Entries from a visual dataset
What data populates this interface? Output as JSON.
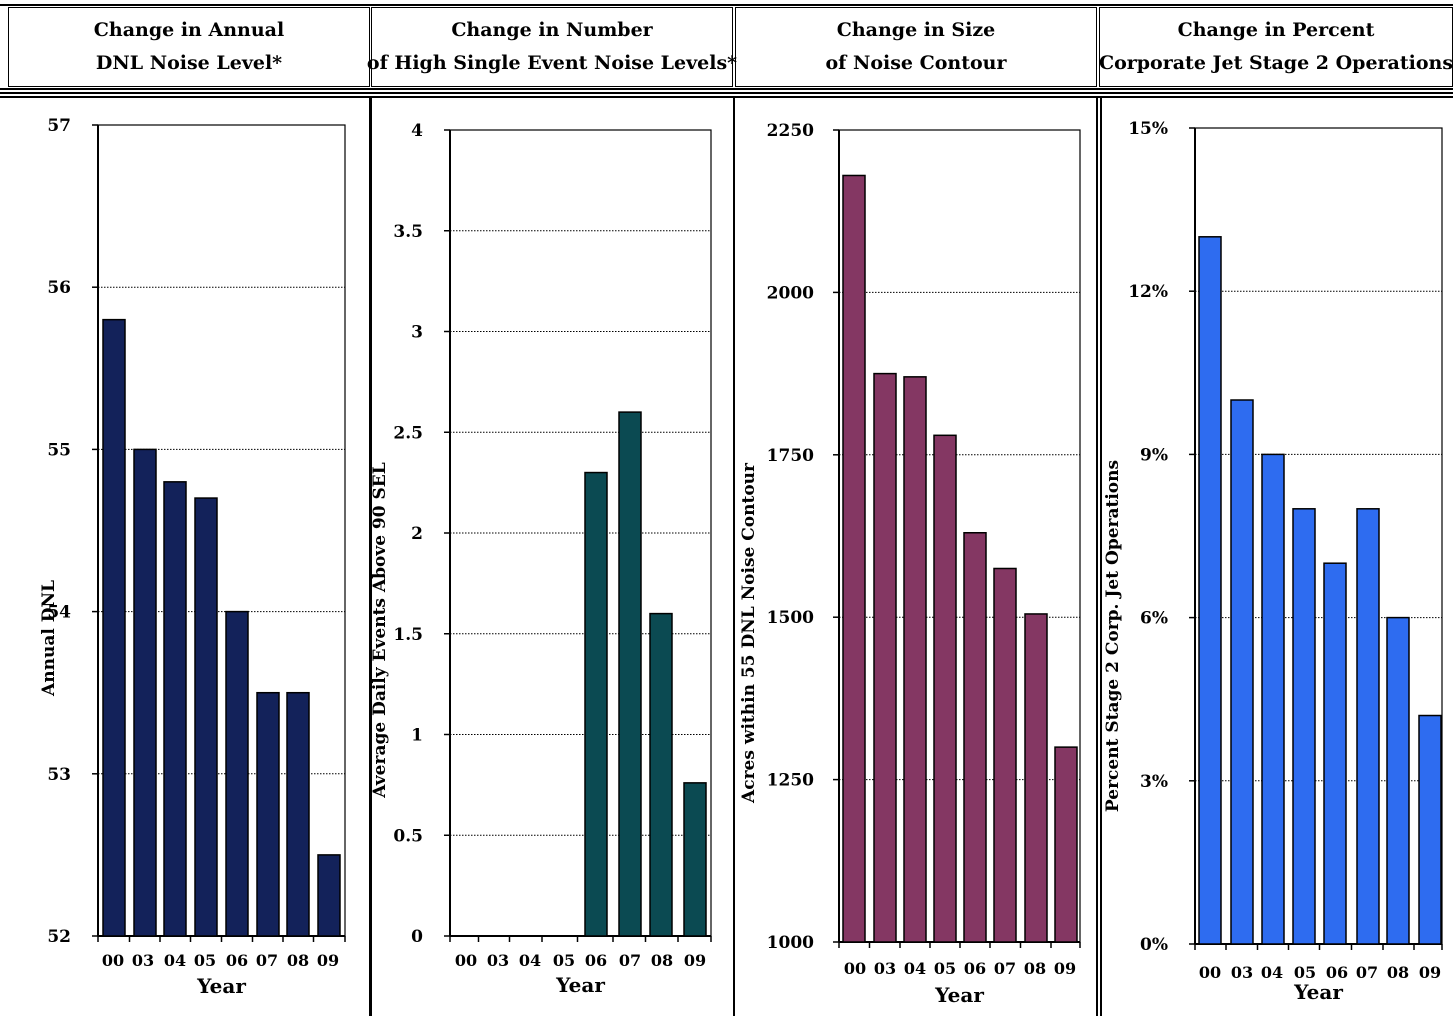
{
  "headers": [
    {
      "line1": "Change in Annual",
      "line2": "DNL Noise Level*"
    },
    {
      "line1": "Change in Number",
      "line2": "of High Single Event Noise Levels*"
    },
    {
      "line1": "Change in Size",
      "line2": "of Noise Contour"
    },
    {
      "line1": "Change in Percent",
      "line2": "Corporate Jet Stage 2 Operations"
    }
  ],
  "colors": {
    "dnl": "#13225a",
    "events": "#0b4a52",
    "contour": "#843763",
    "stage2": "#2e6cf0"
  },
  "chart_data": [
    {
      "type": "bar",
      "categories": [
        "00",
        "03",
        "04",
        "05",
        "06",
        "07",
        "08",
        "09"
      ],
      "values": [
        55.8,
        55.0,
        54.8,
        54.7,
        54.0,
        53.5,
        53.5,
        52.5
      ],
      "xlabel": "Year",
      "ylabel": "Annual DNL",
      "ylim": [
        52,
        57
      ],
      "yticks": [
        52,
        53,
        54,
        55,
        56,
        57
      ],
      "ytick_labels": [
        "52",
        "53",
        "54",
        "55",
        "56",
        "57"
      ],
      "grid": true,
      "color": "#13225a"
    },
    {
      "type": "bar",
      "categories": [
        "00",
        "03",
        "04",
        "05",
        "06",
        "07",
        "08",
        "09"
      ],
      "values": [
        0,
        0,
        0,
        0,
        2.3,
        2.6,
        1.6,
        0.76
      ],
      "xlabel": "Year",
      "ylabel": "Average Daily Events Above 90 SEL",
      "ylim": [
        0,
        4
      ],
      "yticks": [
        0,
        0.5,
        1,
        1.5,
        2,
        2.5,
        3,
        3.5,
        4
      ],
      "ytick_labels": [
        "0",
        "0.5",
        "1",
        "1.5",
        "2",
        "2.5",
        "3",
        "3.5",
        "4"
      ],
      "grid": true,
      "color": "#0b4a52"
    },
    {
      "type": "bar",
      "categories": [
        "00",
        "03",
        "04",
        "05",
        "06",
        "07",
        "08",
        "09"
      ],
      "values": [
        2180,
        1875,
        1870,
        1780,
        1630,
        1575,
        1505,
        1300
      ],
      "xlabel": "Year",
      "ylabel": "Acres within 55 DNL Noise Contour",
      "ylim": [
        1000,
        2250
      ],
      "yticks": [
        1000,
        1250,
        1500,
        1750,
        2000,
        2250
      ],
      "ytick_labels": [
        "1000",
        "1250",
        "1500",
        "1750",
        "2000",
        "2250"
      ],
      "grid": true,
      "color": "#843763"
    },
    {
      "type": "bar",
      "categories": [
        "00",
        "03",
        "04",
        "05",
        "06",
        "07",
        "08",
        "09"
      ],
      "values": [
        13,
        10,
        9,
        8,
        7,
        8,
        6,
        4.2
      ],
      "xlabel": "Year",
      "ylabel": "Percent Stage 2 Corp. Jet Operations",
      "ylim": [
        0,
        15
      ],
      "yticks": [
        0,
        3,
        6,
        9,
        12,
        15
      ],
      "ytick_labels": [
        "0%",
        "3%",
        "6%",
        "9%",
        "12%",
        "15%"
      ],
      "grid": true,
      "color": "#2e6cf0"
    }
  ]
}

Short problem: Without the pictures, repeat the listing above exactly.

Answer to this problem:
What data populates this interface? Output as JSON.
{
  "headers": [
    {
      "line1": "Change in Annual",
      "line2": "DNL Noise Level*"
    },
    {
      "line1": "Change in Number",
      "line2": "of High Single Event Noise Levels*"
    },
    {
      "line1": "Change in Size",
      "line2": "of Noise Contour"
    },
    {
      "line1": "Change in Percent",
      "line2": "Corporate Jet Stage 2 Operations"
    }
  ],
  "colors": {
    "dnl": "#13225a",
    "events": "#0b4a52",
    "contour": "#843763",
    "stage2": "#2e6cf0"
  },
  "chart_data": [
    {
      "type": "bar",
      "categories": [
        "00",
        "03",
        "04",
        "05",
        "06",
        "07",
        "08",
        "09"
      ],
      "values": [
        55.8,
        55.0,
        54.8,
        54.7,
        54.0,
        53.5,
        53.5,
        52.5
      ],
      "xlabel": "Year",
      "ylabel": "Annual DNL",
      "ylim": [
        52,
        57
      ],
      "yticks": [
        52,
        53,
        54,
        55,
        56,
        57
      ],
      "ytick_labels": [
        "52",
        "53",
        "54",
        "55",
        "56",
        "57"
      ],
      "grid": true,
      "color": "#13225a"
    },
    {
      "type": "bar",
      "categories": [
        "00",
        "03",
        "04",
        "05",
        "06",
        "07",
        "08",
        "09"
      ],
      "values": [
        0,
        0,
        0,
        0,
        2.3,
        2.6,
        1.6,
        0.76
      ],
      "xlabel": "Year",
      "ylabel": "Average Daily Events Above 90 SEL",
      "ylim": [
        0,
        4
      ],
      "yticks": [
        0,
        0.5,
        1,
        1.5,
        2,
        2.5,
        3,
        3.5,
        4
      ],
      "ytick_labels": [
        "0",
        "0.5",
        "1",
        "1.5",
        "2",
        "2.5",
        "3",
        "3.5",
        "4"
      ],
      "grid": true,
      "color": "#0b4a52"
    },
    {
      "type": "bar",
      "categories": [
        "00",
        "03",
        "04",
        "05",
        "06",
        "07",
        "08",
        "09"
      ],
      "values": [
        2180,
        1875,
        1870,
        1780,
        1630,
        1575,
        1505,
        1300
      ],
      "xlabel": "Year",
      "ylabel": "Acres within 55 DNL Noise Contour",
      "ylim": [
        1000,
        2250
      ],
      "yticks": [
        1000,
        1250,
        1500,
        1750,
        2000,
        2250
      ],
      "ytick_labels": [
        "1000",
        "1250",
        "1500",
        "1750",
        "2000",
        "2250"
      ],
      "grid": true,
      "color": "#843763"
    },
    {
      "type": "bar",
      "categories": [
        "00",
        "03",
        "04",
        "05",
        "06",
        "07",
        "08",
        "09"
      ],
      "values": [
        13,
        10,
        9,
        8,
        7,
        8,
        6,
        4.2
      ],
      "xlabel": "Year",
      "ylabel": "Percent Stage 2 Corp. Jet Operations",
      "ylim": [
        0,
        15
      ],
      "yticks": [
        0,
        3,
        6,
        9,
        12,
        15
      ],
      "ytick_labels": [
        "0%",
        "3%",
        "6%",
        "9%",
        "12%",
        "15%"
      ],
      "grid": true,
      "color": "#2e6cf0"
    }
  ]
}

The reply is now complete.